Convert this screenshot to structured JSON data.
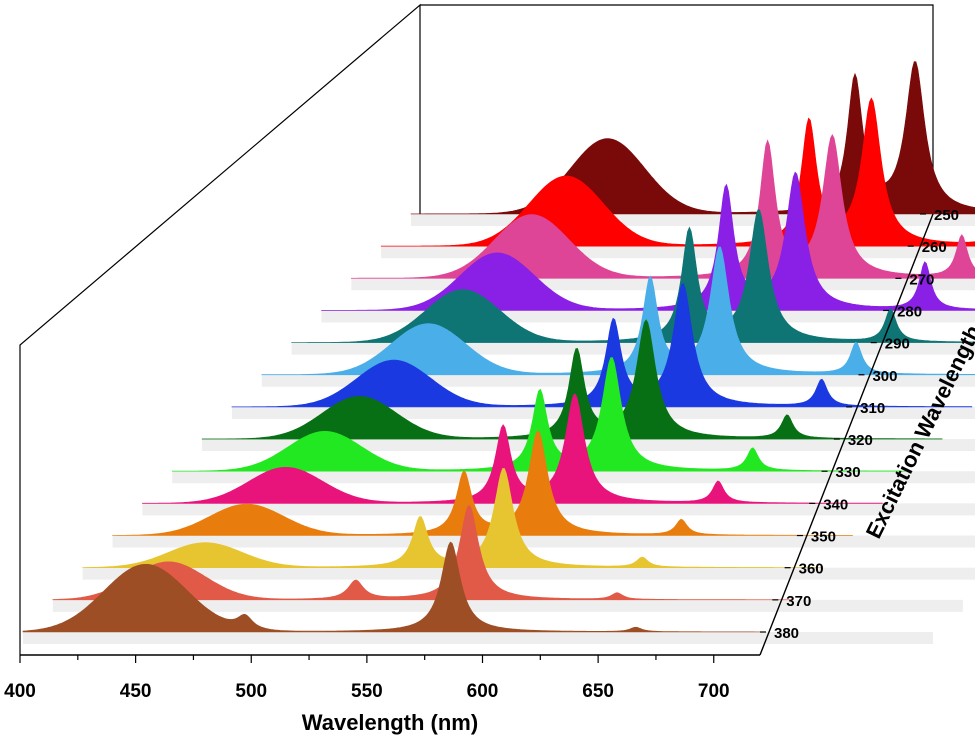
{
  "chart_data": {
    "type": "area",
    "subtype": "3d-waterfall",
    "title": "",
    "xlabel": "Wavelength (nm)",
    "ylabel": "Excitation Wavelength",
    "xlim": [
      400,
      720
    ],
    "x_ticks": [
      400,
      450,
      500,
      550,
      600,
      650,
      700
    ],
    "series": [
      {
        "name": "250",
        "color": "#7a0a0a",
        "peaks": [
          [
            485,
            0.5,
            16
          ],
          [
            592,
            0.9,
            4
          ],
          [
            618,
            1.0,
            5
          ],
          [
            672,
            0.2,
            3
          ]
        ]
      },
      {
        "name": "260",
        "color": "#ff0000",
        "peaks": [
          [
            480,
            0.48,
            16
          ],
          [
            585,
            0.85,
            4
          ],
          [
            612,
            1.0,
            5
          ],
          [
            668,
            0.25,
            3
          ]
        ]
      },
      {
        "name": "270",
        "color": "#df4596",
        "peaks": [
          [
            478,
            0.45,
            16
          ],
          [
            580,
            0.95,
            4
          ],
          [
            608,
            1.0,
            5
          ],
          [
            664,
            0.3,
            3
          ]
        ]
      },
      {
        "name": "280",
        "color": "#8a1fe6",
        "peaks": [
          [
            476,
            0.42,
            16
          ],
          [
            575,
            0.9,
            4
          ],
          [
            605,
            1.0,
            5
          ],
          [
            661,
            0.35,
            3
          ]
        ]
      },
      {
        "name": "290",
        "color": "#0f7474",
        "peaks": [
          [
            474,
            0.4,
            16
          ],
          [
            572,
            0.85,
            4
          ],
          [
            602,
            1.0,
            5
          ],
          [
            659,
            0.25,
            3
          ]
        ]
      },
      {
        "name": "300",
        "color": "#4aaee8",
        "peaks": [
          [
            472,
            0.4,
            16
          ],
          [
            568,
            0.75,
            4
          ],
          [
            598,
            1.0,
            5
          ],
          [
            657,
            0.25,
            3
          ]
        ]
      },
      {
        "name": "310",
        "color": "#1b39e0",
        "peaks": [
          [
            470,
            0.38,
            16
          ],
          [
            565,
            0.7,
            4
          ],
          [
            595,
            1.0,
            5
          ],
          [
            655,
            0.22,
            3
          ]
        ]
      },
      {
        "name": "320",
        "color": "#077014",
        "peaks": [
          [
            468,
            0.36,
            16
          ],
          [
            562,
            0.75,
            4
          ],
          [
            592,
            1.0,
            5
          ],
          [
            653,
            0.2,
            3
          ]
        ]
      },
      {
        "name": "330",
        "color": "#22e821",
        "peaks": [
          [
            466,
            0.35,
            16
          ],
          [
            559,
            0.7,
            4
          ],
          [
            590,
            1.0,
            5
          ],
          [
            651,
            0.2,
            3
          ]
        ]
      },
      {
        "name": "340",
        "color": "#e8137b",
        "peaks": [
          [
            462,
            0.33,
            16
          ],
          [
            556,
            0.7,
            4
          ],
          [
            587,
            1.0,
            5
          ],
          [
            649,
            0.2,
            3
          ]
        ]
      },
      {
        "name": "350",
        "color": "#e87d0d",
        "peaks": [
          [
            458,
            0.3,
            16
          ],
          [
            552,
            0.6,
            4
          ],
          [
            584,
            1.0,
            5
          ],
          [
            646,
            0.15,
            3
          ]
        ]
      },
      {
        "name": "360",
        "color": "#e6c530",
        "peaks": [
          [
            453,
            0.25,
            16
          ],
          [
            546,
            0.5,
            4
          ],
          [
            582,
            1.0,
            5
          ],
          [
            642,
            0.1,
            3
          ]
        ]
      },
      {
        "name": "370",
        "color": "#e05a47",
        "peaks": [
          [
            450,
            0.4,
            16
          ],
          [
            531,
            0.2,
            4
          ],
          [
            580,
            1.0,
            5
          ],
          [
            644,
            0.07,
            3
          ]
        ]
      },
      {
        "name": "380",
        "color": "#9e4e24",
        "peaks": [
          [
            453,
            0.75,
            18
          ],
          [
            496,
            0.15,
            4
          ],
          [
            585,
            1.0,
            5
          ],
          [
            665,
            0.05,
            3
          ]
        ]
      }
    ]
  }
}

» Instructions to follow: Report only how many lines in the listing contain the string "Wavelength".

» Output below: 2